Request: Copy all the material below, exactly as it stands.

Data supplied:
☆ ☆ ☆ ☆ ☆

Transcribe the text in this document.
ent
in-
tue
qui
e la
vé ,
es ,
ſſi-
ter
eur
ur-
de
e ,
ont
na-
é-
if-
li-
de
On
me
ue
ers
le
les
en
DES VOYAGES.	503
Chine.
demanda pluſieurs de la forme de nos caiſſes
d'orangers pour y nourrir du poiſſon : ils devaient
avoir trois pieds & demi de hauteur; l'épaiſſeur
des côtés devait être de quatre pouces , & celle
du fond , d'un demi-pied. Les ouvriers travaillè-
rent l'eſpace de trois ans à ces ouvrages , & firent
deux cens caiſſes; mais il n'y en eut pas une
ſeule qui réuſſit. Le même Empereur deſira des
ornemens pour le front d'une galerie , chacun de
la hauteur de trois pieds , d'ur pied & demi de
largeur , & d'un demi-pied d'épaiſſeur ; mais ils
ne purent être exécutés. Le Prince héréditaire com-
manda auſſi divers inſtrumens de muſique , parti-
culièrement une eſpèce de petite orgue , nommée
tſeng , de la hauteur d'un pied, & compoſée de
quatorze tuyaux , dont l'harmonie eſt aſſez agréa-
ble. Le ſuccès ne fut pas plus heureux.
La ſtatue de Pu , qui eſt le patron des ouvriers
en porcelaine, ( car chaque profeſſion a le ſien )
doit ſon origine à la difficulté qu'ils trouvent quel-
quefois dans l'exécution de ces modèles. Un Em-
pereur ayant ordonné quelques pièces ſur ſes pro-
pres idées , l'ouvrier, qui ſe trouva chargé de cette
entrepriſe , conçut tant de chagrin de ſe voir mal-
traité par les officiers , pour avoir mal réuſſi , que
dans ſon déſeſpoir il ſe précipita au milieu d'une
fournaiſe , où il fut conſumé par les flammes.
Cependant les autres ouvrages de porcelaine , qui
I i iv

☆ ☆ ☆ ☆ ☆

Exercise result:
Transcribe the text in this document.
ent
in-
tue
qui
e la
vé ,
es ,
ſſi-
ter
eur
ur-
de
e ,
ont
na-
é-
if-
li-
de
On
me
ue
ers
le
les
en
DES VOYAGES.	503
Chine.
demanda pluſieurs de la forme de nos caiſſes
d'orangers pour y nourrir du poiſſon : ils devaient
avoir trois pieds & demi de hauteur; l'épaiſſeur
des côtés devait être de quatre pouces , & celle
du fond , d'un demi-pied. Les ouvriers travaillè-
rent l'eſpace de trois ans à ces ouvrages , & firent
deux cens caiſſes; mais il n'y en eut pas une
ſeule qui réuſſit. Le même Empereur deſira des
ornemens pour le front d'une galerie , chacun de
la hauteur de trois pieds , d'ur pied & demi de
largeur , & d'un demi-pied d'épaiſſeur ; mais ils
ne purent être exécutés. Le Prince héréditaire com-
manda auſſi divers inſtrumens de muſique , parti-
culièrement une eſpèce de petite orgue , nommée
tſeng , de la hauteur d'un pied, & compoſée de
quatorze tuyaux , dont l'harmonie eſt aſſez agréa-
ble. Le ſuccès ne fut pas plus heureux.
La ſtatue de Pu , qui eſt le patron des ouvriers
en porcelaine, ( car chaque profeſſion a le ſien )
doit ſon origine à la difficulté qu'ils trouvent quel-
quefois dans l'exécution de ces modèles. Un Em-
pereur ayant ordonné quelques pièces ſur ſes pro-
pres idées , l'ouvrier, qui ſe trouva chargé de cette
entrepriſe , conçut tant de chagrin de ſe voir mal-
traité par les officiers , pour avoir mal réuſſi , que
dans ſon déſeſpoir il ſe précipita au milieu d'une
fournaiſe , où il fut conſumé par les flammes.
Cependant les autres ouvrages de porcelaine , qui
I i iv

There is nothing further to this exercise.